--- Dataset Enclosed Below ---
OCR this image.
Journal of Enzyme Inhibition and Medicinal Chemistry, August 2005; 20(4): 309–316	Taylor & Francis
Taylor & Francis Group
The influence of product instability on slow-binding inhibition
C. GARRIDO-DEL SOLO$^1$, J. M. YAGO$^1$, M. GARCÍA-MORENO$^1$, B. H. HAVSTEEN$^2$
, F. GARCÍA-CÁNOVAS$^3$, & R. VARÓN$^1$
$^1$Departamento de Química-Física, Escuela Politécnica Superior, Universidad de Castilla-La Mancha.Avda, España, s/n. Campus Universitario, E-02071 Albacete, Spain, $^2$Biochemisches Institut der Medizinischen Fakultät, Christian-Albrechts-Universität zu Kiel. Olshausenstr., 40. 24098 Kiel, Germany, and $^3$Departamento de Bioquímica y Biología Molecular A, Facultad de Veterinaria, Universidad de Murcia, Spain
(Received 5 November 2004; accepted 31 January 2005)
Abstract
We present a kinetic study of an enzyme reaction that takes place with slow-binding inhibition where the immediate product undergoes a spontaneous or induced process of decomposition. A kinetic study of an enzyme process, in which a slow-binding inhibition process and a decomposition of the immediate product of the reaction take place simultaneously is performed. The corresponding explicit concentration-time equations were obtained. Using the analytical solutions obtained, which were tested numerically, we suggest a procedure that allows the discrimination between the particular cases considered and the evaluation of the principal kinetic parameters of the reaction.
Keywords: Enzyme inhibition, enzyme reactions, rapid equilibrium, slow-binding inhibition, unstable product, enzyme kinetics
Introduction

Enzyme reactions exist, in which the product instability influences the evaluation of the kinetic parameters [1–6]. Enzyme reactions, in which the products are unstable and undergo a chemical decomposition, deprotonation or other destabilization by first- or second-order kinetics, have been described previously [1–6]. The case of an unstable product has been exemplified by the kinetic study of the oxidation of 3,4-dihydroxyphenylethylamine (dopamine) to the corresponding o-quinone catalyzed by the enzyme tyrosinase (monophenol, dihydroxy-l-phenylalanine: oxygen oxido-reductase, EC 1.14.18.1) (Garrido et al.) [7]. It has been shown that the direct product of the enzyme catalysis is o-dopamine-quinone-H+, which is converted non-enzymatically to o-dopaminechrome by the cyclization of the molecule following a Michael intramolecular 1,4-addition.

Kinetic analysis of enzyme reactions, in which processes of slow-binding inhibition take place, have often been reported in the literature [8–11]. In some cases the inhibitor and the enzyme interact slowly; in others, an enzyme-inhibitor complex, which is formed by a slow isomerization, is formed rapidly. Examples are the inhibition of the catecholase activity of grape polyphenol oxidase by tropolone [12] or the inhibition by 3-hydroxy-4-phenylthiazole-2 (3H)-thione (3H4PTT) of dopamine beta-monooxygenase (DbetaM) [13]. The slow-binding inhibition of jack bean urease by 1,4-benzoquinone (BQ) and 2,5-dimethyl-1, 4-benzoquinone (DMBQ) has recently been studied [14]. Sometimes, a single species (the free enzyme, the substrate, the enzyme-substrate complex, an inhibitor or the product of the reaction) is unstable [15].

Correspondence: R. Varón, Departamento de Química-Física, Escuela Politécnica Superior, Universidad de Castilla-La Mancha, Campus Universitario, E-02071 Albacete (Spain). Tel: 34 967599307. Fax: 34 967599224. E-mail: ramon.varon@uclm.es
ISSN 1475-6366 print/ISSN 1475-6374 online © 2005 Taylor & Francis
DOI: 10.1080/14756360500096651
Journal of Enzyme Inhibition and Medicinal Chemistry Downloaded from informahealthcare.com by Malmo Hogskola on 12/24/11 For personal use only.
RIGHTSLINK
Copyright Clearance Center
--- End of Enclosed Dataset ---
Give only the number of lines in the material above that hold the word "Medicinal".

2